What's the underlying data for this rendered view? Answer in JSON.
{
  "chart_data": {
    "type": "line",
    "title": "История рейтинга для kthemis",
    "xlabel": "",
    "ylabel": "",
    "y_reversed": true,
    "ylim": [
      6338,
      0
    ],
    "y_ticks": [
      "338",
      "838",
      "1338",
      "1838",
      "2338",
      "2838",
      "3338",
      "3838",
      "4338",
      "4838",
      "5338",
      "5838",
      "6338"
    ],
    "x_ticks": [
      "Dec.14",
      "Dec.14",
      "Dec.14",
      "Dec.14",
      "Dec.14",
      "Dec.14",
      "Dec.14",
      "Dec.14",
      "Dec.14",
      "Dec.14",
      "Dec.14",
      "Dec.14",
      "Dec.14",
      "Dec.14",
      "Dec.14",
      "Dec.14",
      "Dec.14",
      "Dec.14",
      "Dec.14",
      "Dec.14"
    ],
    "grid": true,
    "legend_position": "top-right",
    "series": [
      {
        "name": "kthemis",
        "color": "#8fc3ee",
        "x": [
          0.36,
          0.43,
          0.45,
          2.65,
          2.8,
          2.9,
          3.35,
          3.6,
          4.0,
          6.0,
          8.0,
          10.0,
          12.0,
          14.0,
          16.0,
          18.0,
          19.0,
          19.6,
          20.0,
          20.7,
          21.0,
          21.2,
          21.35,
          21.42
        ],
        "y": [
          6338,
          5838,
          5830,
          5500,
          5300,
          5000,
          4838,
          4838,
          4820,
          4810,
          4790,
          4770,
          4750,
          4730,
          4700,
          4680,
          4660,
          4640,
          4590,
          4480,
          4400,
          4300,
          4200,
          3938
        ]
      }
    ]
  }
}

+ + +

#### Your task
Copy all the entries verbatim.

#### Written answer
What's the underlying data for this rendered view? Answer in JSON.
{
  "chart_data": {
    "type": "line",
    "title": "История рейтинга для kthemis",
    "xlabel": "",
    "ylabel": "",
    "y_reversed": true,
    "ylim": [
      6338,
      0
    ],
    "y_ticks": [
      "338",
      "838",
      "1338",
      "1838",
      "2338",
      "2838",
      "3338",
      "3838",
      "4338",
      "4838",
      "5338",
      "5838",
      "6338"
    ],
    "x_ticks": [
      "Dec.14",
      "Dec.14",
      "Dec.14",
      "Dec.14",
      "Dec.14",
      "Dec.14",
      "Dec.14",
      "Dec.14",
      "Dec.14",
      "Dec.14",
      "Dec.14",
      "Dec.14",
      "Dec.14",
      "Dec.14",
      "Dec.14",
      "Dec.14",
      "Dec.14",
      "Dec.14",
      "Dec.14",
      "Dec.14"
    ],
    "grid": true,
    "legend_position": "top-right",
    "series": [
      {
        "name": "kthemis",
        "color": "#8fc3ee",
        "x": [
          0.36,
          0.43,
          0.45,
          2.65,
          2.8,
          2.9,
          3.35,
          3.6,
          4.0,
          6.0,
          8.0,
          10.0,
          12.0,
          14.0,
          16.0,
          18.0,
          19.0,
          19.6,
          20.0,
          20.7,
          21.0,
          21.2,
          21.35,
          21.42
        ],
        "y": [
          6338,
          5838,
          5830,
          5500,
          5300,
          5000,
          4838,
          4838,
          4820,
          4810,
          4790,
          4770,
          4750,
          4730,
          4700,
          4680,
          4660,
          4640,
          4590,
          4480,
          4400,
          4300,
          4200,
          3938
        ]
      }
    ]
  }
}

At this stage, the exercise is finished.